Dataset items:
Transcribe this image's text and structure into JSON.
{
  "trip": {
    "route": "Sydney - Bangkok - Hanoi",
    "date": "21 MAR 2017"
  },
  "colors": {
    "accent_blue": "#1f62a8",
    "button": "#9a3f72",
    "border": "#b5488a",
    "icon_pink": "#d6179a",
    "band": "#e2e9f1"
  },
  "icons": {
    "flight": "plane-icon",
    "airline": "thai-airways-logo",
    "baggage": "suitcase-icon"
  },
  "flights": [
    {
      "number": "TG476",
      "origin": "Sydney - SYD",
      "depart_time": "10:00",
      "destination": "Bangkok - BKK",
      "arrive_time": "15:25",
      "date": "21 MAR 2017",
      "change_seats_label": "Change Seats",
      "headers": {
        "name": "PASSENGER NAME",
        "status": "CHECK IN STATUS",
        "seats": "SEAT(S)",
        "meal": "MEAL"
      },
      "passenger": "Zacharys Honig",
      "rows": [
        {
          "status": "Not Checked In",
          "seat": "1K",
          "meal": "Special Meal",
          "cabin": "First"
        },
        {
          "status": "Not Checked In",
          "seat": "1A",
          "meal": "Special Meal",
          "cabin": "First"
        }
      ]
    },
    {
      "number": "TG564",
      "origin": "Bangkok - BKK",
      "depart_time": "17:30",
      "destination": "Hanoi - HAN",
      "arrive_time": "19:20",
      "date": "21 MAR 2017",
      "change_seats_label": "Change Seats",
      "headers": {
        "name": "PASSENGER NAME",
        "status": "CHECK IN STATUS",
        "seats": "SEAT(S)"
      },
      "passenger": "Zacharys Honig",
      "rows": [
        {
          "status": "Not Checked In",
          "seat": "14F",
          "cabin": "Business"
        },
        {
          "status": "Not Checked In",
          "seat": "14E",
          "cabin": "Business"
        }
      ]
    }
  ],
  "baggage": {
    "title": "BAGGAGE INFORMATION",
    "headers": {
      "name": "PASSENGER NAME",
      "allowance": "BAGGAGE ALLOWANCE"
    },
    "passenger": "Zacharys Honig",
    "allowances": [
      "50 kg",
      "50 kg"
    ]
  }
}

Required task>
All of the data shown above must be copied exactly.

Solution below>
Transcribe this image's text and structure into JSON.
{
  "trip": {
    "route": "Sydney - Bangkok - Hanoi",
    "date": "21 MAR 2017"
  },
  "colors": {
    "accent_blue": "#1f62a8",
    "button": "#9a3f72",
    "border": "#b5488a",
    "icon_pink": "#d6179a",
    "band": "#e2e9f1"
  },
  "icons": {
    "flight": "plane-icon",
    "airline": "thai-airways-logo",
    "baggage": "suitcase-icon"
  },
  "flights": [
    {
      "number": "TG476",
      "origin": "Sydney - SYD",
      "depart_time": "10:00",
      "destination": "Bangkok - BKK",
      "arrive_time": "15:25",
      "date": "21 MAR 2017",
      "change_seats_label": "Change Seats",
      "headers": {
        "name": "PASSENGER NAME",
        "status": "CHECK IN STATUS",
        "seats": "SEAT(S)",
        "meal": "MEAL"
      },
      "passenger": "Zacharys Honig",
      "rows": [
        {
          "status": "Not Checked In",
          "seat": "1K",
          "meal": "Special Meal",
          "cabin": "First"
        },
        {
          "status": "Not Checked In",
          "seat": "1A",
          "meal": "Special Meal",
          "cabin": "First"
        }
      ]
    },
    {
      "number": "TG564",
      "origin": "Bangkok - BKK",
      "depart_time": "17:30",
      "destination": "Hanoi - HAN",
      "arrive_time": "19:20",
      "date": "21 MAR 2017",
      "change_seats_label": "Change Seats",
      "headers": {
        "name": "PASSENGER NAME",
        "status": "CHECK IN STATUS",
        "seats": "SEAT(S)"
      },
      "passenger": "Zacharys Honig",
      "rows": [
        {
          "status": "Not Checked In",
          "seat": "14F",
          "cabin": "Business"
        },
        {
          "status": "Not Checked In",
          "seat": "14E",
          "cabin": "Business"
        }
      ]
    }
  ],
  "baggage": {
    "title": "BAGGAGE INFORMATION",
    "headers": {
      "name": "PASSENGER NAME",
      "allowance": "BAGGAGE ALLOWANCE"
    },
    "passenger": "Zacharys Honig",
    "allowances": [
      "50 kg",
      "50 kg"
    ]
  }
}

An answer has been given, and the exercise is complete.